DATA ENTRIES:
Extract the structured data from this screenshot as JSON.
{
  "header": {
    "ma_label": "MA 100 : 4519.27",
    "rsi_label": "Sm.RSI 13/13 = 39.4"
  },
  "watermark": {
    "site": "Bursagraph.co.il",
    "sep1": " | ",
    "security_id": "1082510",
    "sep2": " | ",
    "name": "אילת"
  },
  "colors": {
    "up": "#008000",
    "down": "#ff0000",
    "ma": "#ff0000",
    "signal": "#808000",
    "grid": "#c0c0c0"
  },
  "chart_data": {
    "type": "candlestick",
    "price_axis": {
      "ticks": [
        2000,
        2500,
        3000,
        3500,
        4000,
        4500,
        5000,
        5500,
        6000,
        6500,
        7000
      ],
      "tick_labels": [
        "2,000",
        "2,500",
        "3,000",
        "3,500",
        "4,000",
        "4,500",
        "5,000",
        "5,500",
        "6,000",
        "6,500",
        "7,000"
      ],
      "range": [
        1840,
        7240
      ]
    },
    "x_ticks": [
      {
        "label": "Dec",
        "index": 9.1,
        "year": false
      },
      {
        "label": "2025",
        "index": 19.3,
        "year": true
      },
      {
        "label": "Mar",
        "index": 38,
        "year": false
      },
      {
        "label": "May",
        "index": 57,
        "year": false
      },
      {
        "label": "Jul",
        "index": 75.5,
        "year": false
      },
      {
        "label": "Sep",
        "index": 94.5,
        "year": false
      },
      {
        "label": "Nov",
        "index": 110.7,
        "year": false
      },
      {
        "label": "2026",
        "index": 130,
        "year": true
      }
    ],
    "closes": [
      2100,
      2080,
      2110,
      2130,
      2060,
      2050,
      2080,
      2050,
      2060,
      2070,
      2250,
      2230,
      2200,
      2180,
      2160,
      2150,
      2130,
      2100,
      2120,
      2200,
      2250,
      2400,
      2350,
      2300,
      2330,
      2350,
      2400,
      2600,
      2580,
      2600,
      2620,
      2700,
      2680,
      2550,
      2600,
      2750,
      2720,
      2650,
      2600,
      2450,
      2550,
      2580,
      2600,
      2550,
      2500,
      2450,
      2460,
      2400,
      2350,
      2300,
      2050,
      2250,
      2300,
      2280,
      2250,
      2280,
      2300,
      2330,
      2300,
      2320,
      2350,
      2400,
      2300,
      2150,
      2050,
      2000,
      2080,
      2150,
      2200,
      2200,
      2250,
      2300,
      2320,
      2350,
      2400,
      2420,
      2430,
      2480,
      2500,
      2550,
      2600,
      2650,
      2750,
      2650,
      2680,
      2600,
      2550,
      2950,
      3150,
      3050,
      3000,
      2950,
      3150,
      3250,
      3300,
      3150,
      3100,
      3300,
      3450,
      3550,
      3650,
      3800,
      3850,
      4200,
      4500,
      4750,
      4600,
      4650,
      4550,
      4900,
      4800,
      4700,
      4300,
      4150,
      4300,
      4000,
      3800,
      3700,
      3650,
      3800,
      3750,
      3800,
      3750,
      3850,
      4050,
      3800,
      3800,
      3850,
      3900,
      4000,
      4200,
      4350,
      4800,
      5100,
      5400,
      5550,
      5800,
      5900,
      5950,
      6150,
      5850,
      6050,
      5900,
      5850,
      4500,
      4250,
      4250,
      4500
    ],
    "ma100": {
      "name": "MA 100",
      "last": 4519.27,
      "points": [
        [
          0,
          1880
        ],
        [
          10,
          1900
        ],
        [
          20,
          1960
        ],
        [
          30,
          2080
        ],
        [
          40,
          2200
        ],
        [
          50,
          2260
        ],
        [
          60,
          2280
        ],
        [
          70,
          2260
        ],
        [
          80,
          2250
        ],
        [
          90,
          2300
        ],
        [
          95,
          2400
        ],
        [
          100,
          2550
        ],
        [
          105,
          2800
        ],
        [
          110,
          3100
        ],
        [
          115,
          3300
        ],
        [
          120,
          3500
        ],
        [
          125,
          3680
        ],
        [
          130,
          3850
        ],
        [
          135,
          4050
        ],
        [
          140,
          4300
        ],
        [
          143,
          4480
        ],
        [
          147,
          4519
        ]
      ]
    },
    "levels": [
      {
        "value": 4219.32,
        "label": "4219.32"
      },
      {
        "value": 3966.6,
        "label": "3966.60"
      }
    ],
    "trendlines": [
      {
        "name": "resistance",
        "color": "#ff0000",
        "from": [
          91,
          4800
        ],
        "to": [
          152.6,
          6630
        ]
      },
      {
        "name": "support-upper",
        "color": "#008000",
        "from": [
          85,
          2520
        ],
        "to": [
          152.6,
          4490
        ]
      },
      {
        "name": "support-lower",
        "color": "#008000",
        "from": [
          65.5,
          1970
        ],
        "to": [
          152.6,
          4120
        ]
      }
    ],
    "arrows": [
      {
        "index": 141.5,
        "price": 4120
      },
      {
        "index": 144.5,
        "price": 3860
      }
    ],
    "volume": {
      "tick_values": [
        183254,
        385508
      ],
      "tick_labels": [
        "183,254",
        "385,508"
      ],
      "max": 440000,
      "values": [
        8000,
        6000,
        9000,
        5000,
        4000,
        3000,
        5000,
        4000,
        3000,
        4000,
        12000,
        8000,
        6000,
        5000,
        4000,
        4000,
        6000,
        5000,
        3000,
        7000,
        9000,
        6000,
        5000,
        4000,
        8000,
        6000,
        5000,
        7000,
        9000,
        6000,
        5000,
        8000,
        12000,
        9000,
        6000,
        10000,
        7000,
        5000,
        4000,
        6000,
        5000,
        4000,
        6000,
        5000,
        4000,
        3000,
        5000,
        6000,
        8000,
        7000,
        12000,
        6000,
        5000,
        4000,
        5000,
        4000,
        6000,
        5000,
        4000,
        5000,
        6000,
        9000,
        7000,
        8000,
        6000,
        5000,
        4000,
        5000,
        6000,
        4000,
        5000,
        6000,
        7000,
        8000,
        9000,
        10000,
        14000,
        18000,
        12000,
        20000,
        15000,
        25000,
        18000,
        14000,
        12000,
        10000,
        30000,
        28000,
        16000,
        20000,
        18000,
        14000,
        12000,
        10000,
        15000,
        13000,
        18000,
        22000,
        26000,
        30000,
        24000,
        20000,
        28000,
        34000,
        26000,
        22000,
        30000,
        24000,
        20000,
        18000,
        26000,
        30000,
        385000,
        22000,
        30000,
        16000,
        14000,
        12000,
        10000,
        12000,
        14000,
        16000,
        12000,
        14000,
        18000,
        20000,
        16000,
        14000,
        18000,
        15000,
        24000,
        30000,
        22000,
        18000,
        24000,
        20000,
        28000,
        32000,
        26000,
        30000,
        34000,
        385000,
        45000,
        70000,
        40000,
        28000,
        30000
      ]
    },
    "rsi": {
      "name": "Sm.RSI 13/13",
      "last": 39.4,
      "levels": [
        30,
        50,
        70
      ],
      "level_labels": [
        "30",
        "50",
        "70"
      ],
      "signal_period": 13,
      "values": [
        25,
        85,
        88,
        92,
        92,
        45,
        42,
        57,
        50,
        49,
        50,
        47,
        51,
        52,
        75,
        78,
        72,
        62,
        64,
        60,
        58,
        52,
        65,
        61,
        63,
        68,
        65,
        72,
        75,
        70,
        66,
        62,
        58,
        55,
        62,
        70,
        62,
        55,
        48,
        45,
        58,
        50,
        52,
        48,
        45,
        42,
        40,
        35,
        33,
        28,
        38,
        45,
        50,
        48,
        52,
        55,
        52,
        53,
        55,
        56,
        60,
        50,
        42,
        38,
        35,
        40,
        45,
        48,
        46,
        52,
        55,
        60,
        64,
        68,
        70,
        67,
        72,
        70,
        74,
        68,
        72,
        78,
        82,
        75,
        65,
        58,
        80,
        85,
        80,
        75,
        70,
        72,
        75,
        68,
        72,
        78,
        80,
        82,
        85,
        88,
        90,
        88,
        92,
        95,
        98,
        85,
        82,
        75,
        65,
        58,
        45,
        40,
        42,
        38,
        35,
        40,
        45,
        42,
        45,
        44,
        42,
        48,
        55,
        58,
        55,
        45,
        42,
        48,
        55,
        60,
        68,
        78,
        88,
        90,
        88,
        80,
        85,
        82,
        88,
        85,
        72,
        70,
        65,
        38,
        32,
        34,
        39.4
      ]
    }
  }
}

==

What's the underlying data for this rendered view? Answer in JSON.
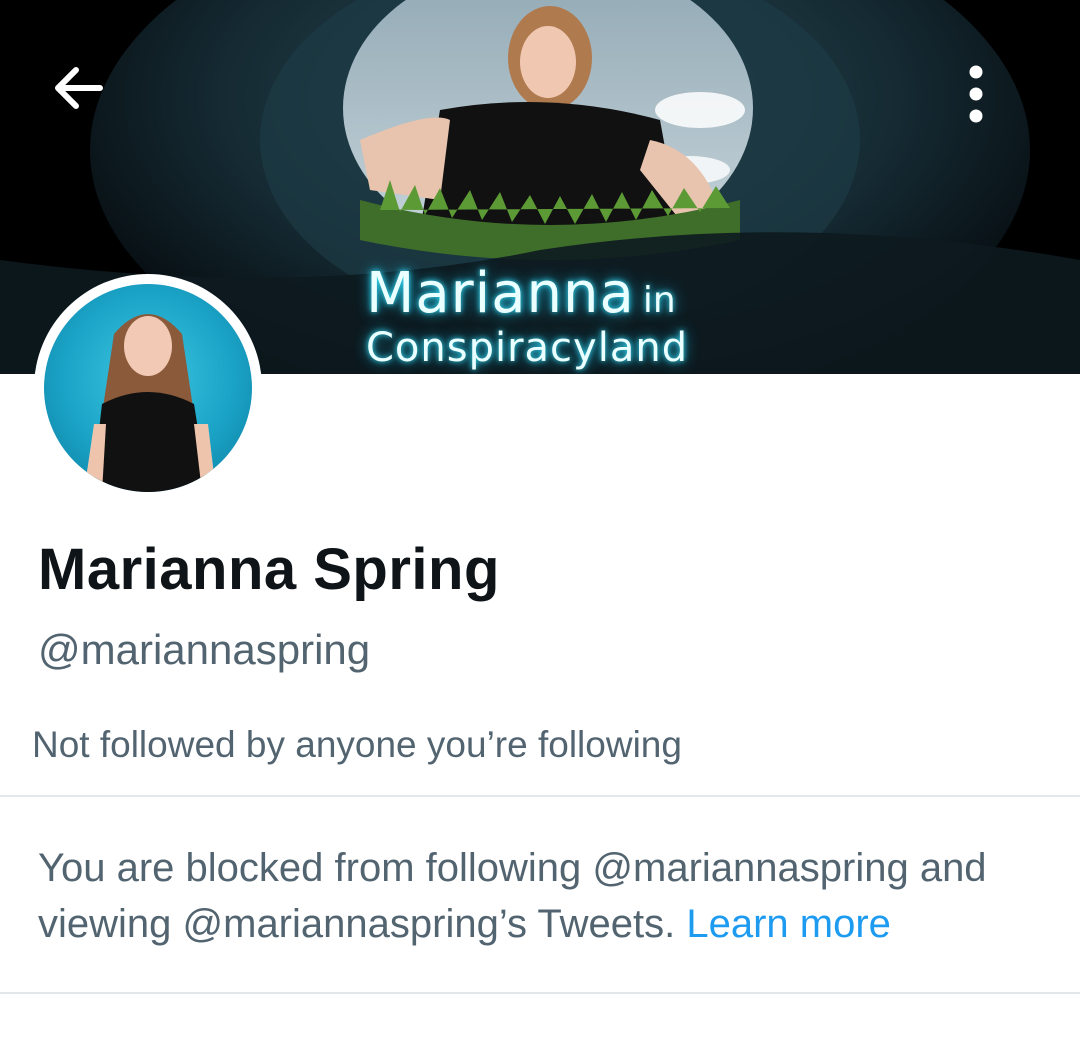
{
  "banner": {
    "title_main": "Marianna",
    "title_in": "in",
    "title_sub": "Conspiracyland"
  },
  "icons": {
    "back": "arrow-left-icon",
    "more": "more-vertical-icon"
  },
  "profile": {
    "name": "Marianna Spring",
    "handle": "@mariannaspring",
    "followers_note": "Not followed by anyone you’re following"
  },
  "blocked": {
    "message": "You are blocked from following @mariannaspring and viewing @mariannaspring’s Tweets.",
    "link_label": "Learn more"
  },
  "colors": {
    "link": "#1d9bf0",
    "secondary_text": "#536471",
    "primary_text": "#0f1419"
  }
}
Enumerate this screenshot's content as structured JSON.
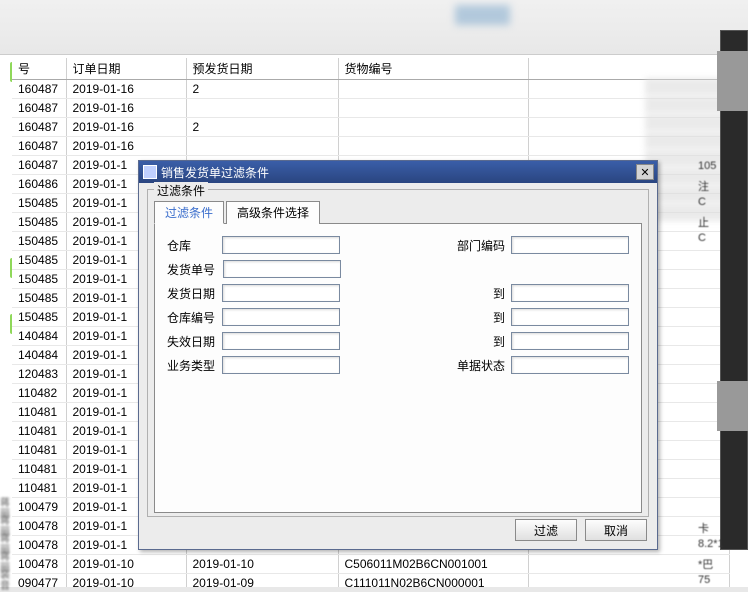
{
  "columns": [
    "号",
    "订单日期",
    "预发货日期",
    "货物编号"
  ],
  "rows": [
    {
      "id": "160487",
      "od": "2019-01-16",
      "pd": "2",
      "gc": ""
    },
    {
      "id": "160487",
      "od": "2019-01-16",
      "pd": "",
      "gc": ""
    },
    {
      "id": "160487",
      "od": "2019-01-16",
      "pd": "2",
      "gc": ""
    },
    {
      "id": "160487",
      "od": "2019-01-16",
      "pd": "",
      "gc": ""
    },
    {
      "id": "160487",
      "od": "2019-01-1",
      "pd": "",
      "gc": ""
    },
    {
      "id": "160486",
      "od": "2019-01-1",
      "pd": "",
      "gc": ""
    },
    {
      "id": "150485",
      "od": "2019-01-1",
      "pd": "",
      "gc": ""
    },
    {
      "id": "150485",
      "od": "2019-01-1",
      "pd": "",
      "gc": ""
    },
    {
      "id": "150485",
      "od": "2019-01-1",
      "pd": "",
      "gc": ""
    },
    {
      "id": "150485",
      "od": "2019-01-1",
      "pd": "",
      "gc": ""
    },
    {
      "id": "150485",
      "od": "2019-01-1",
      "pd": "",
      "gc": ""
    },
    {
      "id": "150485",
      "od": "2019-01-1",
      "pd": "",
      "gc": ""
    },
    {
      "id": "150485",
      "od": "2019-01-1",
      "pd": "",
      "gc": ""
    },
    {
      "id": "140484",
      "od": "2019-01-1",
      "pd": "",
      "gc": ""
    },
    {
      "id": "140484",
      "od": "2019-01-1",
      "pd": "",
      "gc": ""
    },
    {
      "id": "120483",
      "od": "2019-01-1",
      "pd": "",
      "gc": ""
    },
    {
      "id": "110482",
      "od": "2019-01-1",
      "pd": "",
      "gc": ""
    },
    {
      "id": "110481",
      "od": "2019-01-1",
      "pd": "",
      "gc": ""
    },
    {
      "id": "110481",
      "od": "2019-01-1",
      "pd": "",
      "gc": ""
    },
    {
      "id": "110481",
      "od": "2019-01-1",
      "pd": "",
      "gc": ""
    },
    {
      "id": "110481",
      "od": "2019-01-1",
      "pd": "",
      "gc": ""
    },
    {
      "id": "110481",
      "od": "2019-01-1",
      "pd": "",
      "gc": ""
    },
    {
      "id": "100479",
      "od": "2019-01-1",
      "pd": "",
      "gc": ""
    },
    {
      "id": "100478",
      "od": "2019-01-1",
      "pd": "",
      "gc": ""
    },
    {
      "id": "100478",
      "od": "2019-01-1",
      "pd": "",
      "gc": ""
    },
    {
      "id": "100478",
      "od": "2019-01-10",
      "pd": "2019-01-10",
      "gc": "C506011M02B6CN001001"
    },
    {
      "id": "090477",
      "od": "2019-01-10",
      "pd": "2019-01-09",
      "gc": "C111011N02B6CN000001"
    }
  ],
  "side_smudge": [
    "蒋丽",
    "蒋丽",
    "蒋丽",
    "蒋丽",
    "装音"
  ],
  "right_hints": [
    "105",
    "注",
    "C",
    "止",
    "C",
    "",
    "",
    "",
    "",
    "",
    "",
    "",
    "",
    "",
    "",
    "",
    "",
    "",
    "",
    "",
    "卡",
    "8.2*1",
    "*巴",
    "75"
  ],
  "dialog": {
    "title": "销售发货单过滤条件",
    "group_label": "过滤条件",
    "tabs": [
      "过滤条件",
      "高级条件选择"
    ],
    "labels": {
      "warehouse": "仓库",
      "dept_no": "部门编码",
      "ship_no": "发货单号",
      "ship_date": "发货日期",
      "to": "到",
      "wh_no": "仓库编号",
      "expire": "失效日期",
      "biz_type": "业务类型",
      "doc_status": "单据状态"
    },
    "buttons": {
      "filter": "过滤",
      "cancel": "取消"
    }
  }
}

TO BE DONE: Return all lines of the material above in which the word "more" occurs.

FULL OUTPUT:
    "more": "more-vertical-icon"
    "link_label": "Learn more"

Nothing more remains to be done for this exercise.